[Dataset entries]
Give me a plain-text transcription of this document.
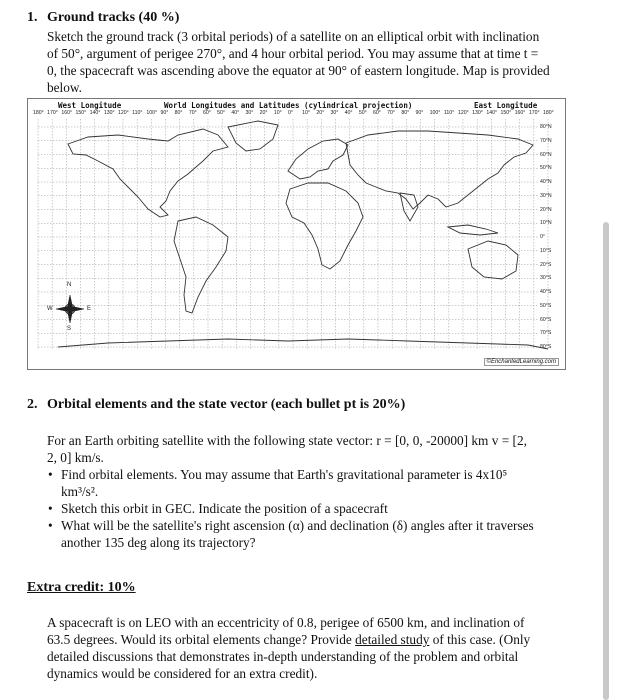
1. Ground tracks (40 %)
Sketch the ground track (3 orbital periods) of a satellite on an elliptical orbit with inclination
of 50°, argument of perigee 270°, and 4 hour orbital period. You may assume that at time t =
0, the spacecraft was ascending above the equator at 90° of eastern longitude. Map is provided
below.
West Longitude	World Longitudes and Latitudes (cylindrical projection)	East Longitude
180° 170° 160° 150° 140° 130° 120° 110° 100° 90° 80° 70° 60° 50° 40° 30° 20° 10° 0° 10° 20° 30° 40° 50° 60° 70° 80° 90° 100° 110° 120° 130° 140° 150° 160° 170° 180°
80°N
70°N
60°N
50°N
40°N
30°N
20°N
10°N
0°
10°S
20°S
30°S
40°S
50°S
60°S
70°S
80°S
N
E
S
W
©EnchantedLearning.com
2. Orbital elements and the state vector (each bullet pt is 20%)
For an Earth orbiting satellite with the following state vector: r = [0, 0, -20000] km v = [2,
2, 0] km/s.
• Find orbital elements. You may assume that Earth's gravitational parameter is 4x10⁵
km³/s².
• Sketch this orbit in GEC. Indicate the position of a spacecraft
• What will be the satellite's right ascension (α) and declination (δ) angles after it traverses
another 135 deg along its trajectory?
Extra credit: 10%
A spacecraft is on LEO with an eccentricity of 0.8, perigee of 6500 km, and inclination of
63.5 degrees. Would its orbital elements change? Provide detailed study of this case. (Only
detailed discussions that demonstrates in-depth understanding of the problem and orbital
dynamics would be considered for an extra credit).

* * *

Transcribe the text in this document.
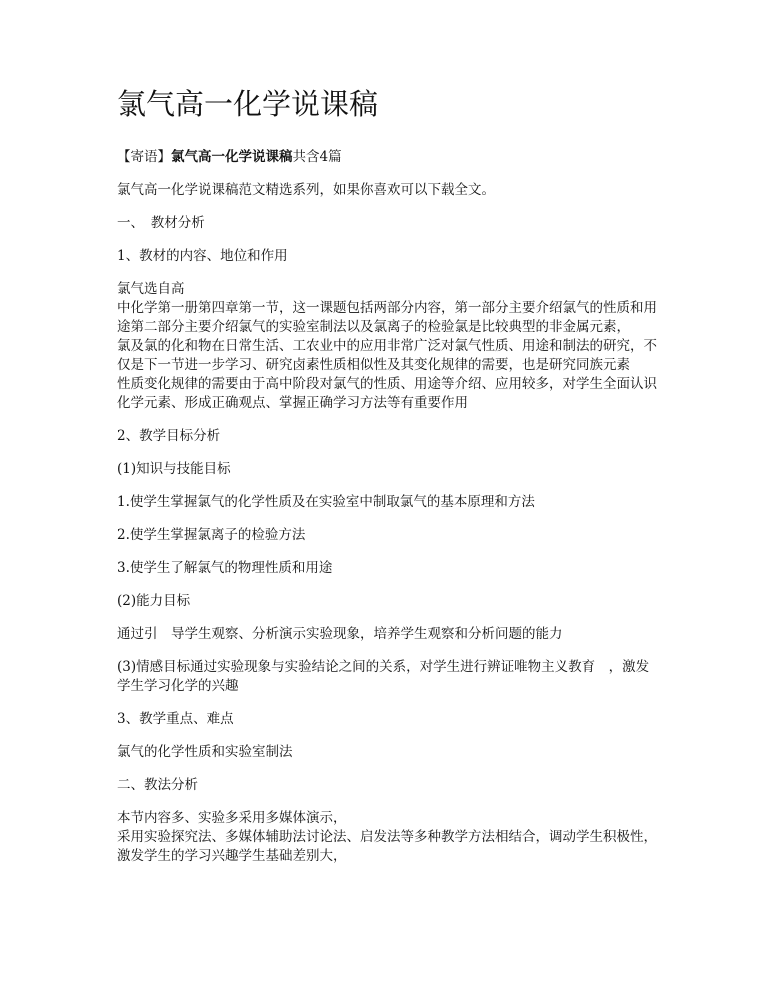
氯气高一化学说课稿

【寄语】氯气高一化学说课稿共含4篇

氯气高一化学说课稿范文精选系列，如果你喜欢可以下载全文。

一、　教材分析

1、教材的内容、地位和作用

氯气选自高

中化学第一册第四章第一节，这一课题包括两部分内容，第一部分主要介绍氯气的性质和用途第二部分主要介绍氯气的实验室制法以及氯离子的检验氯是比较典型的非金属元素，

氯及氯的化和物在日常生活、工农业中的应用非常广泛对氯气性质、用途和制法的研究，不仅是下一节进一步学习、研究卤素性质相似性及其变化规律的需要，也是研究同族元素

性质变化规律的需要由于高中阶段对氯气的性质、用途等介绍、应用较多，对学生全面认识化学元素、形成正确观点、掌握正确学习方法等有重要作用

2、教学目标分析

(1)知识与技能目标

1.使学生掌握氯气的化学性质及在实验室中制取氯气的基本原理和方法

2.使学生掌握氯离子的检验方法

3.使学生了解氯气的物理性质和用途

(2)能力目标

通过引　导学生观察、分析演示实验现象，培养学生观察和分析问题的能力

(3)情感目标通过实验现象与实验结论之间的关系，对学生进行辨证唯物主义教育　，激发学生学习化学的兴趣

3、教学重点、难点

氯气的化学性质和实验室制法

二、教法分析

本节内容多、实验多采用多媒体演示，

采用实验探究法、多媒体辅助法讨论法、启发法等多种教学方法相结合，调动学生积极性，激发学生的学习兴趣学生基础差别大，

WORK TO DO | Every line of the records that includes the word "spacecraft" should be gathered.

EXPECTED ANSWER |
0, the spacecraft was ascending above the equator at 90° of eastern longitude. Map is provided
• Sketch this orbit in GEC. Indicate the position of a spacecraft
A spacecraft is on LEO with an eccentricity of 0.8, perigee of 6500 km, and inclination of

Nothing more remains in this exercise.